Material to process:
+++

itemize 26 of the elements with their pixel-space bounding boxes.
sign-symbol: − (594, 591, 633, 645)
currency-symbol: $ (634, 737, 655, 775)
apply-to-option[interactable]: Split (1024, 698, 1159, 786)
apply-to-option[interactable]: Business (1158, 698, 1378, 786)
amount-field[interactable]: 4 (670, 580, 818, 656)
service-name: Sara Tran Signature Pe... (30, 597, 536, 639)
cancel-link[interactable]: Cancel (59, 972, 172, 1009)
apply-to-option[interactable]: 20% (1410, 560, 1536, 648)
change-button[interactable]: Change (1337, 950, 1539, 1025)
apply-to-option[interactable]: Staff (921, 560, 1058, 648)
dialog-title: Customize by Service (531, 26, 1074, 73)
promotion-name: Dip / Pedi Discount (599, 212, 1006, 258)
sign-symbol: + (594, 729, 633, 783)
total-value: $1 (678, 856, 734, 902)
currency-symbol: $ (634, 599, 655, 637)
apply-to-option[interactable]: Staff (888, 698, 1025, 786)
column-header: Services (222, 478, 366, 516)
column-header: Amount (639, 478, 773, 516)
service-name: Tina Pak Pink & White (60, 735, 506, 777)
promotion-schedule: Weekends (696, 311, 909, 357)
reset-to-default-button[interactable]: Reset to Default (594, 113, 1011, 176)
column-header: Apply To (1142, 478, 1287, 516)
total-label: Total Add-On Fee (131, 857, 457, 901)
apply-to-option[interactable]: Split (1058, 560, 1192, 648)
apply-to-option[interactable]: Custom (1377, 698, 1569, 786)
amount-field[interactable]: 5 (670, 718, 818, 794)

+++

Given request:
Write out every line of the material above again, swapping "Split" for "Shared" and leaving the rest unchanged.

Output of the exercise:
itemize 26 of the elements with their pixel-space bounding boxes.
sign-symbol: − (594, 591, 633, 645)
currency-symbol: $ (634, 737, 655, 775)
apply-to-option[interactable]: Shared (1024, 698, 1159, 786)
apply-to-option[interactable]: Business (1158, 698, 1378, 786)
amount-field[interactable]: 4 (670, 580, 818, 656)
service-name: Sara Tran Signature Pe... (30, 597, 536, 639)
cancel-link[interactable]: Cancel (59, 972, 172, 1009)
apply-to-option[interactable]: 20% (1410, 560, 1536, 648)
change-button[interactable]: Change (1337, 950, 1539, 1025)
apply-to-option[interactable]: Staff (921, 560, 1058, 648)
dialog-title: Customize by Service (531, 26, 1074, 73)
promotion-name: Dip / Pedi Discount (599, 212, 1006, 258)
sign-symbol: + (594, 729, 633, 783)
total-value: $1 (678, 856, 734, 902)
currency-symbol: $ (634, 599, 655, 637)
apply-to-option[interactable]: Staff (888, 698, 1025, 786)
column-header: Services (222, 478, 366, 516)
column-header: Amount (639, 478, 773, 516)
service-name: Tina Pak Pink & White (60, 735, 506, 777)
promotion-schedule: Weekends (696, 311, 909, 357)
reset-to-default-button[interactable]: Reset to Default (594, 113, 1011, 176)
column-header: Apply To (1142, 478, 1287, 516)
total-label: Total Add-On Fee (131, 857, 457, 901)
apply-to-option[interactable]: Shared (1058, 560, 1192, 648)
apply-to-option[interactable]: Custom (1377, 698, 1569, 786)
amount-field[interactable]: 5 (670, 718, 818, 794)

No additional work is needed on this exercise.